**REQUIREMENTS**
Print each of the entries exactly, leaving nothing out.

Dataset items

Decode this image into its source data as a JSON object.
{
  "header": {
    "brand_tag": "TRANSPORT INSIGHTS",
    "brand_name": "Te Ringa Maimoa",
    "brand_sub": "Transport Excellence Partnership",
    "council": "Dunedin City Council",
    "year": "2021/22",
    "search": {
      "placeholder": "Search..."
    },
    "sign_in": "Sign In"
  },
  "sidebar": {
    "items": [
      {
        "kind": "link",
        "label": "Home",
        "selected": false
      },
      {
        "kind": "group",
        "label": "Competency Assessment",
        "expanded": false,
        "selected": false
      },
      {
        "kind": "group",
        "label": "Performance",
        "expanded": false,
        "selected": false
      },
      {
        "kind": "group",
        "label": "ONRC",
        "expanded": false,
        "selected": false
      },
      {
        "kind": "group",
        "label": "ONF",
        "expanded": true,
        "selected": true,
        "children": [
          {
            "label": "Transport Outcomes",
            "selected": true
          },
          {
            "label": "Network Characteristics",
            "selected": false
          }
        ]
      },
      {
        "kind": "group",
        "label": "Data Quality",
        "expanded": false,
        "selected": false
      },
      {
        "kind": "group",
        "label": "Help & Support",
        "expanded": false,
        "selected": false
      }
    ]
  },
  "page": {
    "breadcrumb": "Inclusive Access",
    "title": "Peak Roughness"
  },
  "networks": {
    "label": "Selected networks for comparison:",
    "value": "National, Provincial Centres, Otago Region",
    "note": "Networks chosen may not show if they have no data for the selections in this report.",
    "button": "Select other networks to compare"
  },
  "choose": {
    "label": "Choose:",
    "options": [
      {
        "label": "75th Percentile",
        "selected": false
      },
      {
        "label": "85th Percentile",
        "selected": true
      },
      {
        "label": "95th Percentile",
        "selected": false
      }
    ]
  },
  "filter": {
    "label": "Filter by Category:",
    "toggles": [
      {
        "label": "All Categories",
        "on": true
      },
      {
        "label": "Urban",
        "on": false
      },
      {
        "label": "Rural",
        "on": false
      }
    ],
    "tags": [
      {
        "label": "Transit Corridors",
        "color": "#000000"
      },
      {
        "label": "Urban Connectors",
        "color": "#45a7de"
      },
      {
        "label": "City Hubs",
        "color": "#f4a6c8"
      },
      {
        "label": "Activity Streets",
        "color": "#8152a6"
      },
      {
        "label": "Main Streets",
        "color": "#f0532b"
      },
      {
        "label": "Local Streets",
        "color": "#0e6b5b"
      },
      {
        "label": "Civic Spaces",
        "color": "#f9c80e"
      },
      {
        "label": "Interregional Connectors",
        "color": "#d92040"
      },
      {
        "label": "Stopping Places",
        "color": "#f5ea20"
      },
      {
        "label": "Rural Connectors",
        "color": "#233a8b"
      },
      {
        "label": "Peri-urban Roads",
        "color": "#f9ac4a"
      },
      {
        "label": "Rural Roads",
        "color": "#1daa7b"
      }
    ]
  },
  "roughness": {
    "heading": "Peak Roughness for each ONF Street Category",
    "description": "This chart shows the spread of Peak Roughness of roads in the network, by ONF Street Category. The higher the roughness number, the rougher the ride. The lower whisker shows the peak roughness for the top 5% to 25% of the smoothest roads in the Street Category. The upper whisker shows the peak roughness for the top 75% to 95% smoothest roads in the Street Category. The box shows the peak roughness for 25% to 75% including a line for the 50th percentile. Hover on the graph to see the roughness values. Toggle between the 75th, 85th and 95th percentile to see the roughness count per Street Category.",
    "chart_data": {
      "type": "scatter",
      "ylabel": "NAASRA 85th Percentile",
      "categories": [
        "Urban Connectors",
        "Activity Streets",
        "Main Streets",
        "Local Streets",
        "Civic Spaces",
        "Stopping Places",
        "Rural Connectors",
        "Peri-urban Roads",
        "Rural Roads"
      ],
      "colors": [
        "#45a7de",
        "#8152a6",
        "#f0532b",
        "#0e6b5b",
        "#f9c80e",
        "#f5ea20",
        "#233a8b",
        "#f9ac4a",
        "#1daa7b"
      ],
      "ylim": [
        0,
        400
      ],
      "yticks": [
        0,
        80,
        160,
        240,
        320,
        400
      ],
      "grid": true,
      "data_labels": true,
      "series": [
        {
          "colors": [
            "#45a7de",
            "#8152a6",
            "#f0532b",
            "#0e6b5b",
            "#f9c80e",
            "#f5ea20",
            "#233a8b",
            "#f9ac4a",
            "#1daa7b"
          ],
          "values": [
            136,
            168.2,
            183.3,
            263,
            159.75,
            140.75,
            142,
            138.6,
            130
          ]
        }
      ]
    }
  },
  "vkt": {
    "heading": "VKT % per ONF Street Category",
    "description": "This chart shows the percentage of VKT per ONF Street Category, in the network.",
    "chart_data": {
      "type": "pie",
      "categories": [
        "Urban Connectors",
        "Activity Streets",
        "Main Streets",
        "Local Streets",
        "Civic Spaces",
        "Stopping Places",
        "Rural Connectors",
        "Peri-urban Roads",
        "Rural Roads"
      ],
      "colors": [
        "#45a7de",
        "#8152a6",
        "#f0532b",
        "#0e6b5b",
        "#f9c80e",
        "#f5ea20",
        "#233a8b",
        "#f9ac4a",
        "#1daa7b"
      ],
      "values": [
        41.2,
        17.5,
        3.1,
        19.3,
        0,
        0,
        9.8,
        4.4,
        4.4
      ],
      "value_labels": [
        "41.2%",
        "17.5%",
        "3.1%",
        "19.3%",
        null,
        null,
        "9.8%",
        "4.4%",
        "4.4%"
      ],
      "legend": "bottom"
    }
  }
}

**RESULT OF THIS EXERCISE**
Decode this image into its source data as a JSON object.
{
  "header": {
    "brand_tag": "TRANSPORT INSIGHTS",
    "brand_name": "Te Ringa Maimoa",
    "brand_sub": "Transport Excellence Partnership",
    "council": "Dunedin City Council",
    "year": "2021/22",
    "search": {
      "placeholder": "Search..."
    },
    "sign_in": "Sign In"
  },
  "sidebar": {
    "items": [
      {
        "kind": "link",
        "label": "Home",
        "selected": false
      },
      {
        "kind": "group",
        "label": "Competency Assessment",
        "expanded": false,
        "selected": false
      },
      {
        "kind": "group",
        "label": "Performance",
        "expanded": false,
        "selected": false
      },
      {
        "kind": "group",
        "label": "ONRC",
        "expanded": false,
        "selected": false
      },
      {
        "kind": "group",
        "label": "ONF",
        "expanded": true,
        "selected": true,
        "children": [
          {
            "label": "Transport Outcomes",
            "selected": true
          },
          {
            "label": "Network Characteristics",
            "selected": false
          }
        ]
      },
      {
        "kind": "group",
        "label": "Data Quality",
        "expanded": false,
        "selected": false
      },
      {
        "kind": "group",
        "label": "Help & Support",
        "expanded": false,
        "selected": false
      }
    ]
  },
  "page": {
    "breadcrumb": "Inclusive Access",
    "title": "Peak Roughness"
  },
  "networks": {
    "label": "Selected networks for comparison:",
    "value": "National, Provincial Centres, Otago Region",
    "note": "Networks chosen may not show if they have no data for the selections in this report.",
    "button": "Select other networks to compare"
  },
  "choose": {
    "label": "Choose:",
    "options": [
      {
        "label": "75th Percentile",
        "selected": false
      },
      {
        "label": "85th Percentile",
        "selected": true
      },
      {
        "label": "95th Percentile",
        "selected": false
      }
    ]
  },
  "filter": {
    "label": "Filter by Category:",
    "toggles": [
      {
        "label": "All Categories",
        "on": true
      },
      {
        "label": "Urban",
        "on": false
      },
      {
        "label": "Rural",
        "on": false
      }
    ],
    "tags": [
      {
        "label": "Transit Corridors",
        "color": "#000000"
      },
      {
        "label": "Urban Connectors",
        "color": "#45a7de"
      },
      {
        "label": "City Hubs",
        "color": "#f4a6c8"
      },
      {
        "label": "Activity Streets",
        "color": "#8152a6"
      },
      {
        "label": "Main Streets",
        "color": "#f0532b"
      },
      {
        "label": "Local Streets",
        "color": "#0e6b5b"
      },
      {
        "label": "Civic Spaces",
        "color": "#f9c80e"
      },
      {
        "label": "Interregional Connectors",
        "color": "#d92040"
      },
      {
        "label": "Stopping Places",
        "color": "#f5ea20"
      },
      {
        "label": "Rural Connectors",
        "color": "#233a8b"
      },
      {
        "label": "Peri-urban Roads",
        "color": "#f9ac4a"
      },
      {
        "label": "Rural Roads",
        "color": "#1daa7b"
      }
    ]
  },
  "roughness": {
    "heading": "Peak Roughness for each ONF Street Category",
    "description": "This chart shows the spread of Peak Roughness of roads in the network, by ONF Street Category. The higher the roughness number, the rougher the ride. The lower whisker shows the peak roughness for the top 5% to 25% of the smoothest roads in the Street Category. The upper whisker shows the peak roughness for the top 75% to 95% smoothest roads in the Street Category. The box shows the peak roughness for 25% to 75% including a line for the 50th percentile. Hover on the graph to see the roughness values. Toggle between the 75th, 85th and 95th percentile to see the roughness count per Street Category.",
    "chart_data": {
      "type": "scatter",
      "ylabel": "NAASRA 85th Percentile",
      "categories": [
        "Urban Connectors",
        "Activity Streets",
        "Main Streets",
        "Local Streets",
        "Civic Spaces",
        "Stopping Places",
        "Rural Connectors",
        "Peri-urban Roads",
        "Rural Roads"
      ],
      "colors": [
        "#45a7de",
        "#8152a6",
        "#f0532b",
        "#0e6b5b",
        "#f9c80e",
        "#f5ea20",
        "#233a8b",
        "#f9ac4a",
        "#1daa7b"
      ],
      "ylim": [
        0,
        400
      ],
      "yticks": [
        0,
        80,
        160,
        240,
        320,
        400
      ],
      "grid": true,
      "data_labels": true,
      "series": [
        {
          "colors": [
            "#45a7de",
            "#8152a6",
            "#f0532b",
            "#0e6b5b",
            "#f9c80e",
            "#f5ea20",
            "#233a8b",
            "#f9ac4a",
            "#1daa7b"
          ],
          "values": [
            136,
            168.2,
            183.3,
            263,
            159.75,
            140.75,
            142,
            138.6,
            130
          ]
        }
      ]
    }
  },
  "vkt": {
    "heading": "VKT % per ONF Street Category",
    "description": "This chart shows the percentage of VKT per ONF Street Category, in the network.",
    "chart_data": {
      "type": "pie",
      "categories": [
        "Urban Connectors",
        "Activity Streets",
        "Main Streets",
        "Local Streets",
        "Civic Spaces",
        "Stopping Places",
        "Rural Connectors",
        "Peri-urban Roads",
        "Rural Roads"
      ],
      "colors": [
        "#45a7de",
        "#8152a6",
        "#f0532b",
        "#0e6b5b",
        "#f9c80e",
        "#f5ea20",
        "#233a8b",
        "#f9ac4a",
        "#1daa7b"
      ],
      "values": [
        41.2,
        17.5,
        3.1,
        19.3,
        0,
        0,
        9.8,
        4.4,
        4.4
      ],
      "value_labels": [
        "41.2%",
        "17.5%",
        "3.1%",
        "19.3%",
        null,
        null,
        "9.8%",
        "4.4%",
        "4.4%"
      ],
      "legend": "bottom"
    }
  }
}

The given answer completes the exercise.